#### WHAT IS REQUIRED
Rewrite the part of the records that opens with the line containing "lake-ontario xyxy=(569,237,603,249)" and closes with the line containing "legend-class-label: C 3.1", replacing every "legend-swatch" with "legend-color-chip" and leaving all else unchanged. Return only those lines.

#### DATASET ENTRIES
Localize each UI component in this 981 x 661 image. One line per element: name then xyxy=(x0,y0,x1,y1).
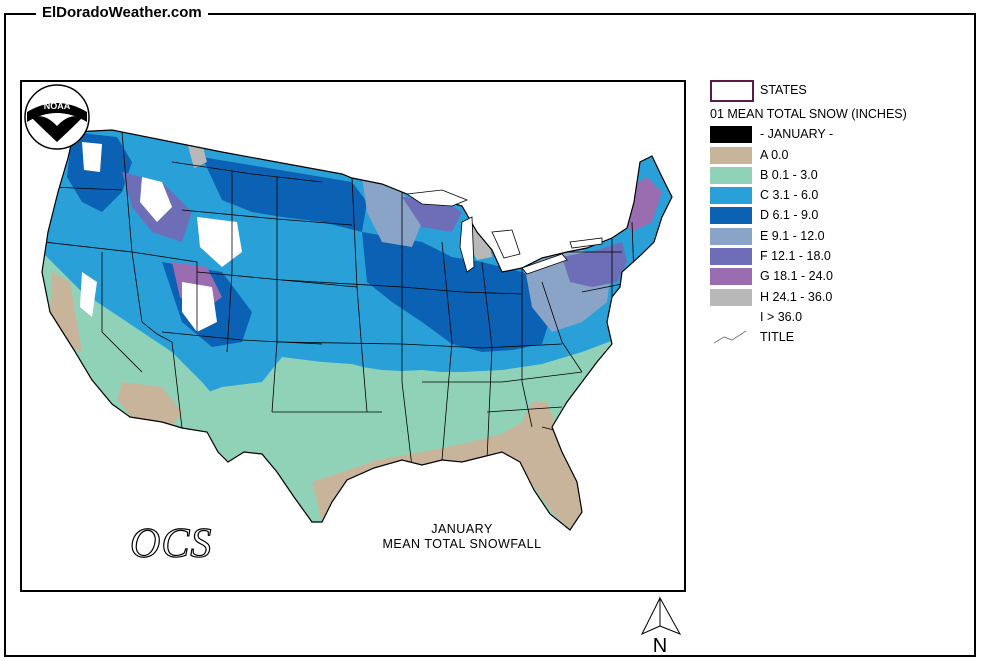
lake-ontario xyxy=(569,237,603,249)
legend-classes: - JANUARY - A 0.0 B 0.1 - 3.0 C 3.1 - 6.0 D … xyxy=(708,124,968,327)
legend-class-label: I > 36.0 xyxy=(760,309,803,324)
lake-superior xyxy=(405,189,469,207)
legend-class-label: A 0.0 xyxy=(760,147,789,162)
legend-states[interactable]: STATES xyxy=(708,80,968,104)
zone-d-midwest xyxy=(362,232,552,352)
title-line-icon xyxy=(713,330,747,344)
legend-layer-title-row: 01 MEAN TOTAL SNOW (INCHES) xyxy=(708,104,968,124)
legend-class-row[interactable]: B 0.1 - 3.0 xyxy=(708,165,968,185)
map-caption-title: MEAN TOTAL SNOWFALL xyxy=(382,537,542,551)
legend-class-label: F 12.1 - 18.0 xyxy=(760,249,831,264)
zone-i-idaho xyxy=(140,177,172,222)
page-frame xyxy=(4,13,976,657)
legend-swatch xyxy=(710,207,752,225)
legend-swatch xyxy=(710,268,752,286)
legend-class-label: G 18.1 - 24.0 xyxy=(760,269,833,284)
state-boundaries xyxy=(43,131,635,468)
map-caption-month: JANUARY xyxy=(431,522,493,536)
legend-class-label: H 24.1 - 36.0 xyxy=(760,289,833,304)
legend-swatch xyxy=(710,308,752,326)
zone-i-cascades xyxy=(82,142,102,172)
noaa-logo: NOAA xyxy=(24,84,90,150)
legend-class-row[interactable]: I > 36.0 xyxy=(708,307,968,327)
legend-class-row[interactable]: F 12.1 - 18.0 xyxy=(708,246,968,266)
legend-class-label: B 0.1 - 3.0 xyxy=(760,167,818,182)
map-panel[interactable]: NOAA OCS JANUARY MEAN TOTAL SNOWFALL xyxy=(20,80,686,592)
svg-text:NOAA: NOAA xyxy=(44,101,71,111)
legend-swatch xyxy=(710,146,752,164)
legend-class-label: E 9.1 - 12.0 xyxy=(760,228,825,243)
zone-d-plains xyxy=(202,157,367,232)
zone-i-sierra xyxy=(80,272,97,317)
legend-class-row[interactable]: D 6.1 - 9.0 xyxy=(708,205,968,225)
map-caption: JANUARY MEAN TOTAL SNOWFALL xyxy=(382,522,542,552)
legend-states-label: STATES xyxy=(760,83,807,97)
zone-e-north xyxy=(362,177,422,247)
legend-class-label: - JANUARY - xyxy=(760,127,834,142)
zone-f-ny xyxy=(562,242,627,287)
zone-a-gulf-coast xyxy=(312,402,582,530)
legend-swatch xyxy=(710,248,752,266)
legend-title-row[interactable]: TITLE xyxy=(708,327,968,349)
legend-class-row[interactable]: G 18.1 - 24.0 xyxy=(708,266,968,286)
legend-class-label: C 3.1 - 6.0 xyxy=(760,188,819,203)
zone-a-arizona xyxy=(117,382,182,427)
lake-erie xyxy=(521,253,568,275)
legend-swatch xyxy=(710,288,752,306)
legend-class-row[interactable]: E 9.1 - 12.0 xyxy=(708,226,968,246)
north-label: N xyxy=(653,635,667,656)
legend-class-row[interactable]: A 0.0 xyxy=(708,145,968,165)
north-arrow-icon: N xyxy=(640,596,682,656)
legend-swatch xyxy=(710,227,752,245)
zone-i-wyoming xyxy=(197,217,242,267)
zone-i-adirondacks xyxy=(592,210,610,232)
legend-title-label: TITLE xyxy=(760,330,795,345)
zone-i-colorado xyxy=(182,282,217,332)
legend-class-row[interactable]: C 3.1 - 6.0 xyxy=(708,185,968,205)
map-legend: STATES 01 MEAN TOTAL SNOW (INCHES) - JAN… xyxy=(708,80,968,349)
legend-class-row[interactable]: - JANUARY - xyxy=(708,124,968,144)
site-title[interactable]: ElDoradoWeather.com xyxy=(36,4,208,21)
lake-michigan xyxy=(459,216,475,273)
legend-swatch xyxy=(710,126,752,144)
legend-class-row[interactable]: H 24.1 - 36.0 xyxy=(708,287,968,307)
legend-swatch xyxy=(710,187,752,205)
lake-huron xyxy=(491,229,521,259)
snowfall-map xyxy=(41,129,673,531)
legend-class-label: D 6.1 - 9.0 xyxy=(760,208,819,223)
states-swatch xyxy=(710,80,754,102)
legend-swatch xyxy=(710,166,752,184)
legend-layer-title: 01 MEAN TOTAL SNOW (INCHES) xyxy=(710,107,907,121)
ocs-logo: OCS xyxy=(129,520,213,567)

#### REPLY TO THE EXERCISE
lake-ontario xyxy=(569,237,603,249)
legend-classes: - JANUARY - A 0.0 B 0.1 - 3.0 C 3.1 - 6.0 D … xyxy=(708,124,968,327)
legend-class-label: I > 36.0 xyxy=(760,309,803,324)
lake-superior xyxy=(405,189,469,207)
legend-class-label: A 0.0 xyxy=(760,147,789,162)
legend-states[interactable]: STATES xyxy=(708,80,968,104)
zone-d-midwest xyxy=(362,232,552,352)
title-line-icon xyxy=(713,330,747,344)
legend-layer-title-row: 01 MEAN TOTAL SNOW (INCHES) xyxy=(708,104,968,124)
legend-class-row[interactable]: B 0.1 - 3.0 xyxy=(708,165,968,185)
map-caption-title: MEAN TOTAL SNOWFALL xyxy=(382,537,542,551)
legend-class-label: F 12.1 - 18.0 xyxy=(760,249,831,264)
zone-i-idaho xyxy=(140,177,172,222)
page-frame xyxy=(4,13,976,657)
legend-color-chip xyxy=(710,207,752,225)
legend-color-chip xyxy=(710,268,752,286)
legend-class-label: G 18.1 - 24.0 xyxy=(760,269,833,284)
state-boundaries xyxy=(43,131,635,468)
map-caption-month: JANUARY xyxy=(431,522,493,536)
legend-class-label: H 24.1 - 36.0 xyxy=(760,289,833,304)
legend-color-chip xyxy=(710,308,752,326)
zone-i-cascades xyxy=(82,142,102,172)
noaa-logo: NOAA xyxy=(24,84,90,150)
legend-class-row[interactable]: I > 36.0 xyxy=(708,307,968,327)
legend-class-row[interactable]: F 12.1 - 18.0 xyxy=(708,246,968,266)
legend-class-label: B 0.1 - 3.0 xyxy=(760,167,818,182)
map-panel[interactable]: NOAA OCS JANUARY MEAN TOTAL SNOWFALL xyxy=(20,80,686,592)
svg-text:NOAA: NOAA xyxy=(44,101,71,111)
legend-color-chip xyxy=(710,146,752,164)
legend-class-label: E 9.1 - 12.0 xyxy=(760,228,825,243)
zone-d-plains xyxy=(202,157,367,232)
zone-i-sierra xyxy=(80,272,97,317)
legend-class-row[interactable]: D 6.1 - 9.0 xyxy=(708,205,968,225)
map-caption: JANUARY MEAN TOTAL SNOWFALL xyxy=(382,522,542,552)
legend-states-label: STATES xyxy=(760,83,807,97)
zone-e-north xyxy=(362,177,422,247)
legend-class-label: - JANUARY - xyxy=(760,127,834,142)
zone-f-ny xyxy=(562,242,627,287)
zone-a-gulf-coast xyxy=(312,402,582,530)
legend-color-chip xyxy=(710,248,752,266)
legend-title-row[interactable]: TITLE xyxy=(708,327,968,349)
legend-class-row[interactable]: G 18.1 - 24.0 xyxy=(708,266,968,286)
legend-class-label: C 3.1 - 6.0 xyxy=(760,188,819,203)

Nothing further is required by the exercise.